-- Start of RECORDS SHOWN --

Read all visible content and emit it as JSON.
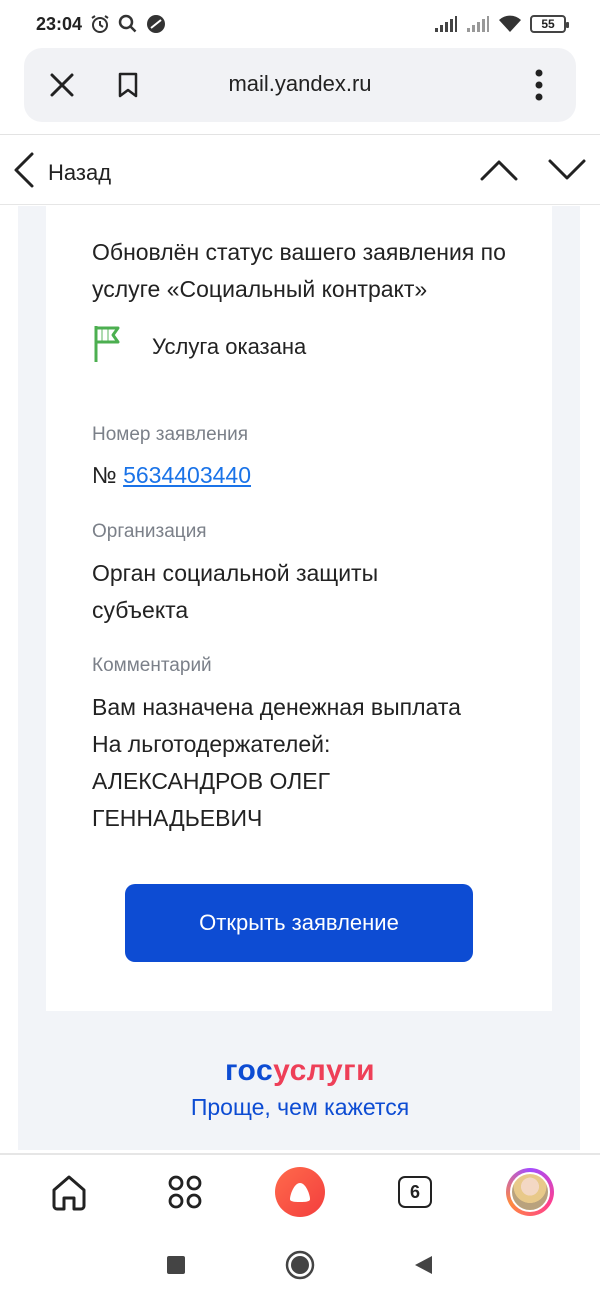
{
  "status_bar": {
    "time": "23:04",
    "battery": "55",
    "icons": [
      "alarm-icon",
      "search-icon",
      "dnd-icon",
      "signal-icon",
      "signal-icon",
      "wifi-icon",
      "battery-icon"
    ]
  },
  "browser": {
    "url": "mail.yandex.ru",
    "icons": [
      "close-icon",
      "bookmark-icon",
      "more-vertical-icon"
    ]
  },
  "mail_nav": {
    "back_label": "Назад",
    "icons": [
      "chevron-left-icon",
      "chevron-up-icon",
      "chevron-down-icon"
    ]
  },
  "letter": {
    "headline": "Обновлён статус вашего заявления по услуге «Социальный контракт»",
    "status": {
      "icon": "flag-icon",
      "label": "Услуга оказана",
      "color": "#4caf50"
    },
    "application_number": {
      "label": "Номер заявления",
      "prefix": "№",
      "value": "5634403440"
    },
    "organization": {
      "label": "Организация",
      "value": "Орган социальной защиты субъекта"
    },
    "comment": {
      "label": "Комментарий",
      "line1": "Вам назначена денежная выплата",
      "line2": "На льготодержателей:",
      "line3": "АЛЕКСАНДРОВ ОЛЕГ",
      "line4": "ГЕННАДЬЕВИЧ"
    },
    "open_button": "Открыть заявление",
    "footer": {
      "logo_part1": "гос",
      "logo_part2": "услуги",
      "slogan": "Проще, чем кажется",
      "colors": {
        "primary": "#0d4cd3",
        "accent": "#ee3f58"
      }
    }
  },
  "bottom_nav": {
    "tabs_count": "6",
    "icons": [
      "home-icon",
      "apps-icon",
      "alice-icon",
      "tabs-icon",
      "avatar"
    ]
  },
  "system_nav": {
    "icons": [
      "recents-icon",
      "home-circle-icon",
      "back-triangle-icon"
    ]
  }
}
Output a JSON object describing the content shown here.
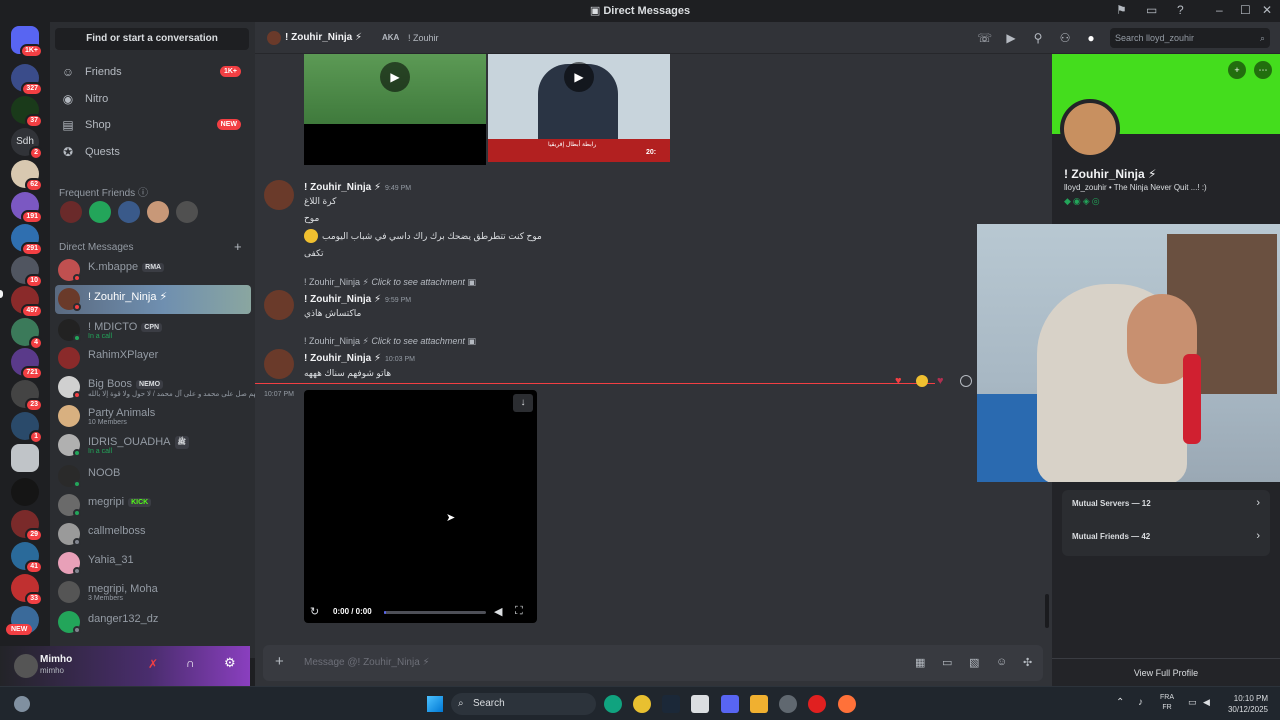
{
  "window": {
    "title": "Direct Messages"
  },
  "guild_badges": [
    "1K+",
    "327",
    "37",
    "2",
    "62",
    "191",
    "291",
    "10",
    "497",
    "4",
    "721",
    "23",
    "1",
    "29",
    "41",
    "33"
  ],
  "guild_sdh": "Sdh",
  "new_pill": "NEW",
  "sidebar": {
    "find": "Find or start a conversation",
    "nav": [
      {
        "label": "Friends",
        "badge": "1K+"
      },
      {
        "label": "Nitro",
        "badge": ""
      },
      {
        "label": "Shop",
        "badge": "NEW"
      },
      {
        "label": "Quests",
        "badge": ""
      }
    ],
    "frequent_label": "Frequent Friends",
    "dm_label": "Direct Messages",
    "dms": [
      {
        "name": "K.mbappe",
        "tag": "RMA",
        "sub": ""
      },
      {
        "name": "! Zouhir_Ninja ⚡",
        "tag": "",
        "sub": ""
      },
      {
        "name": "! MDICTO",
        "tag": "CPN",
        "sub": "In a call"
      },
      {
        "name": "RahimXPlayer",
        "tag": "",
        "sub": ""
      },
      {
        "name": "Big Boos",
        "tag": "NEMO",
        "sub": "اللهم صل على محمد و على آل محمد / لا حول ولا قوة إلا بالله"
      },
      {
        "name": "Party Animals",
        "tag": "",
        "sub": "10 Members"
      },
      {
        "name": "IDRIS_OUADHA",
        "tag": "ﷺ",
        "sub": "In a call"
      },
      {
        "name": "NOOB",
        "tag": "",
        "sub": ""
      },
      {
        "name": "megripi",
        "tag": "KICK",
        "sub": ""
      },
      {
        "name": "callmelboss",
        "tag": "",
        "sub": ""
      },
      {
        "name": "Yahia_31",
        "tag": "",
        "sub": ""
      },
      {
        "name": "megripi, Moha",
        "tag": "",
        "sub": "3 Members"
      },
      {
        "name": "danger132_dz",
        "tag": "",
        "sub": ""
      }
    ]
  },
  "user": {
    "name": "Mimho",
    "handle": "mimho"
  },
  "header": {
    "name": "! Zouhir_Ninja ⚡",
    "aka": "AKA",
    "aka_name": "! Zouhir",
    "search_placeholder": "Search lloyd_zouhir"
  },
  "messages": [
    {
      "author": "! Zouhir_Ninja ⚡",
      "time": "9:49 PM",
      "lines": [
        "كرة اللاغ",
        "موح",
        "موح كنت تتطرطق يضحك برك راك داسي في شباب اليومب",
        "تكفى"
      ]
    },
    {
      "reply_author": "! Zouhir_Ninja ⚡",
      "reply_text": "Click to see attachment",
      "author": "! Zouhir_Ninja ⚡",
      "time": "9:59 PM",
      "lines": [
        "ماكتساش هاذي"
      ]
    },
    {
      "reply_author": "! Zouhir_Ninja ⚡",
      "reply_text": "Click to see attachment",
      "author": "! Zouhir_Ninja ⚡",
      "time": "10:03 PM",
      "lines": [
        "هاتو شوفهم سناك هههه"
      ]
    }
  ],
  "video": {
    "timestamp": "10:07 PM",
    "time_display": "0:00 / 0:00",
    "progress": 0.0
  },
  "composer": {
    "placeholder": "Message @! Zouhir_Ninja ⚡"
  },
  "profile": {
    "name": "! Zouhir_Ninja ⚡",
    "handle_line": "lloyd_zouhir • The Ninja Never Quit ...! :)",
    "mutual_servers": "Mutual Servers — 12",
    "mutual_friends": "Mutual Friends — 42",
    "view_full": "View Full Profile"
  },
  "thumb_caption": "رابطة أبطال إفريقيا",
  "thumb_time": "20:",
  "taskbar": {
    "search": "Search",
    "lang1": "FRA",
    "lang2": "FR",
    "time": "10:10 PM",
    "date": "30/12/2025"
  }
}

-- End of RECORDS SHOWN --

OBJECTIVE => Give every line back word for word and leave the pictures out.

PROBLEM SOLUTION =>
Read all visible content and emit it as JSON.
{
  "status_bar": {
    "time": "23:04",
    "battery": "55",
    "icons": [
      "alarm-icon",
      "search-icon",
      "dnd-icon",
      "signal-icon",
      "signal-icon",
      "wifi-icon",
      "battery-icon"
    ]
  },
  "browser": {
    "url": "mail.yandex.ru",
    "icons": [
      "close-icon",
      "bookmark-icon",
      "more-vertical-icon"
    ]
  },
  "mail_nav": {
    "back_label": "Назад",
    "icons": [
      "chevron-left-icon",
      "chevron-up-icon",
      "chevron-down-icon"
    ]
  },
  "letter": {
    "headline": "Обновлён статус вашего заявления по услуге «Социальный контракт»",
    "status": {
      "icon": "flag-icon",
      "label": "Услуга оказана",
      "color": "#4caf50"
    },
    "application_number": {
      "label": "Номер заявления",
      "prefix": "№",
      "value": "5634403440"
    },
    "organization": {
      "label": "Организация",
      "value": "Орган социальной защиты субъекта"
    },
    "comment": {
      "label": "Комментарий",
      "line1": "Вам назначена денежная выплата",
      "line2": "На льготодержателей:",
      "line3": "АЛЕКСАНДРОВ ОЛЕГ",
      "line4": "ГЕННАДЬЕВИЧ"
    },
    "open_button": "Открыть заявление",
    "footer": {
      "logo_part1": "гос",
      "logo_part2": "услуги",
      "slogan": "Проще, чем кажется",
      "colors": {
        "primary": "#0d4cd3",
        "accent": "#ee3f58"
      }
    }
  },
  "bottom_nav": {
    "tabs_count": "6",
    "icons": [
      "home-icon",
      "apps-icon",
      "alice-icon",
      "tabs-icon",
      "avatar"
    ]
  },
  "system_nav": {
    "icons": [
      "recents-icon",
      "home-circle-icon",
      "back-triangle-icon"
    ]
  }
}
Output a JSON object describing the content shown here.
{
  "window": {
    "title": "Direct Messages"
  },
  "guild_badges": [
    "1K+",
    "327",
    "37",
    "2",
    "62",
    "191",
    "291",
    "10",
    "497",
    "4",
    "721",
    "23",
    "1",
    "29",
    "41",
    "33"
  ],
  "guild_sdh": "Sdh",
  "new_pill": "NEW",
  "sidebar": {
    "find": "Find or start a conversation",
    "nav": [
      {
        "label": "Friends",
        "badge": "1K+"
      },
      {
        "label": "Nitro",
        "badge": ""
      },
      {
        "label": "Shop",
        "badge": "NEW"
      },
      {
        "label": "Quests",
        "badge": ""
      }
    ],
    "frequent_label": "Frequent Friends",
    "dm_label": "Direct Messages",
    "dms": [
      {
        "name": "K.mbappe",
        "tag": "RMA",
        "sub": ""
      },
      {
        "name": "! Zouhir_Ninja ⚡",
        "tag": "",
        "sub": ""
      },
      {
        "name": "! MDICTO",
        "tag": "CPN",
        "sub": "In a call"
      },
      {
        "name": "RahimXPlayer",
        "tag": "",
        "sub": ""
      },
      {
        "name": "Big Boos",
        "tag": "NEMO",
        "sub": "اللهم صل على محمد و على آل محمد / لا حول ولا قوة إلا بالله"
      },
      {
        "name": "Party Animals",
        "tag": "",
        "sub": "10 Members"
      },
      {
        "name": "IDRIS_OUADHA",
        "tag": "ﷺ",
        "sub": "In a call"
      },
      {
        "name": "NOOB",
        "tag": "",
        "sub": ""
      },
      {
        "name": "megripi",
        "tag": "KICK",
        "sub": ""
      },
      {
        "name": "callmelboss",
        "tag": "",
        "sub": ""
      },
      {
        "name": "Yahia_31",
        "tag": "",
        "sub": ""
      },
      {
        "name": "megripi, Moha",
        "tag": "",
        "sub": "3 Members"
      },
      {
        "name": "danger132_dz",
        "tag": "",
        "sub": ""
      }
    ]
  },
  "user": {
    "name": "Mimho",
    "handle": "mimho"
  },
  "header": {
    "name": "! Zouhir_Ninja ⚡",
    "aka": "AKA",
    "aka_name": "! Zouhir",
    "search_placeholder": "Search lloyd_zouhir"
  },
  "messages": [
    {
      "author": "! Zouhir_Ninja ⚡",
      "time": "9:49 PM",
      "lines": [
        "كرة اللاغ",
        "موح",
        "موح كنت تتطرطق يضحك برك راك داسي في شباب اليومب",
        "تكفى"
      ]
    },
    {
      "reply_author": "! Zouhir_Ninja ⚡",
      "reply_text": "Click to see attachment",
      "author": "! Zouhir_Ninja ⚡",
      "time": "9:59 PM",
      "lines": [
        "ماكتساش هاذي"
      ]
    },
    {
      "reply_author": "! Zouhir_Ninja ⚡",
      "reply_text": "Click to see attachment",
      "author": "! Zouhir_Ninja ⚡",
      "time": "10:03 PM",
      "lines": [
        "هاتو شوفهم سناك هههه"
      ]
    }
  ],
  "video": {
    "timestamp": "10:07 PM",
    "time_display": "0:00 / 0:00",
    "progress": 0.0
  },
  "composer": {
    "placeholder": "Message @! Zouhir_Ninja ⚡"
  },
  "profile": {
    "name": "! Zouhir_Ninja ⚡",
    "handle_line": "lloyd_zouhir • The Ninja Never Quit ...! :)",
    "mutual_servers": "Mutual Servers — 12",
    "mutual_friends": "Mutual Friends — 42",
    "view_full": "View Full Profile"
  },
  "thumb_caption": "رابطة أبطال إفريقيا",
  "thumb_time": "20:",
  "taskbar": {
    "search": "Search",
    "lang1": "FRA",
    "lang2": "FR",
    "time": "10:10 PM",
    "date": "30/12/2025"
  }
}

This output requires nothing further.